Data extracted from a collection
☆ ☆ ☆ ☆

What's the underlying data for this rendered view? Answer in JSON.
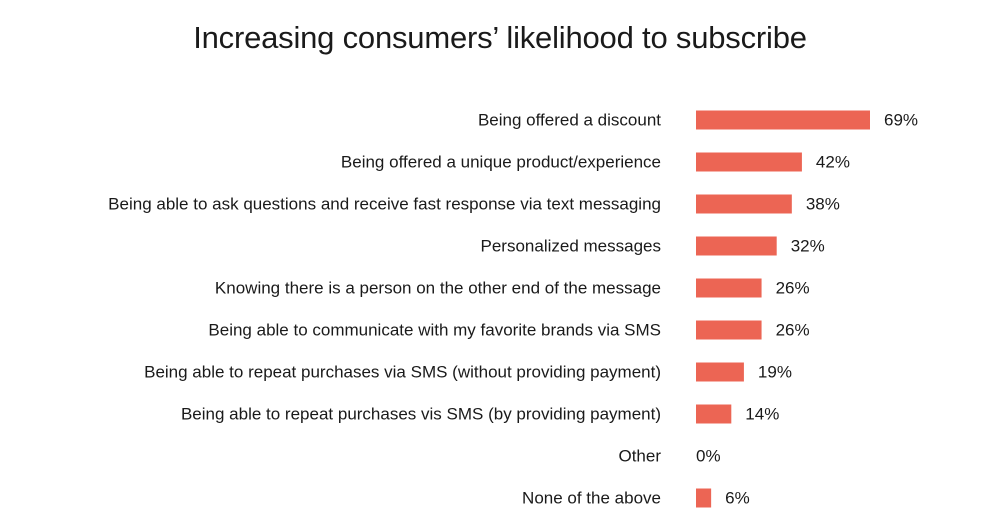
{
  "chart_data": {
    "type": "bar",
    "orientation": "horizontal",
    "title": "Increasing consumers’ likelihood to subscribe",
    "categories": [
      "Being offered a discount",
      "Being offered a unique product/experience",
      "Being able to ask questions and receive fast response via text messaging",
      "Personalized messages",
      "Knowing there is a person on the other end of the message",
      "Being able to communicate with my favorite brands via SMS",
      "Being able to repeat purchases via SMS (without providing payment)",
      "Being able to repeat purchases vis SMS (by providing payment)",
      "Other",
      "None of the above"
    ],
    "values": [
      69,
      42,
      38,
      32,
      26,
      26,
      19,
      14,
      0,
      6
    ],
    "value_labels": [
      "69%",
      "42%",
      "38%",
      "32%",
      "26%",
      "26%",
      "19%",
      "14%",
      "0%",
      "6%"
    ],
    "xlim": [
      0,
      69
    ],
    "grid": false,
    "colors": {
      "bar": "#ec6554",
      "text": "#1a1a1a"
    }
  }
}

☆ ☆ ☆ ☆

- **WHAT TO PRODUCE**:
Print the full listing exactly, dropping the pictures.

- **ANSWER**:
What's the underlying data for this rendered view? Answer in JSON.
{
  "chart_data": {
    "type": "bar",
    "orientation": "horizontal",
    "title": "Increasing consumers’ likelihood to subscribe",
    "categories": [
      "Being offered a discount",
      "Being offered a unique product/experience",
      "Being able to ask questions and receive fast response via text messaging",
      "Personalized messages",
      "Knowing there is a person on the other end of the message",
      "Being able to communicate with my favorite brands via SMS",
      "Being able to repeat purchases via SMS (without providing payment)",
      "Being able to repeat purchases vis SMS (by providing payment)",
      "Other",
      "None of the above"
    ],
    "values": [
      69,
      42,
      38,
      32,
      26,
      26,
      19,
      14,
      0,
      6
    ],
    "value_labels": [
      "69%",
      "42%",
      "38%",
      "32%",
      "26%",
      "26%",
      "19%",
      "14%",
      "0%",
      "6%"
    ],
    "xlim": [
      0,
      69
    ],
    "grid": false,
    "colors": {
      "bar": "#ec6554",
      "text": "#1a1a1a"
    }
  }
}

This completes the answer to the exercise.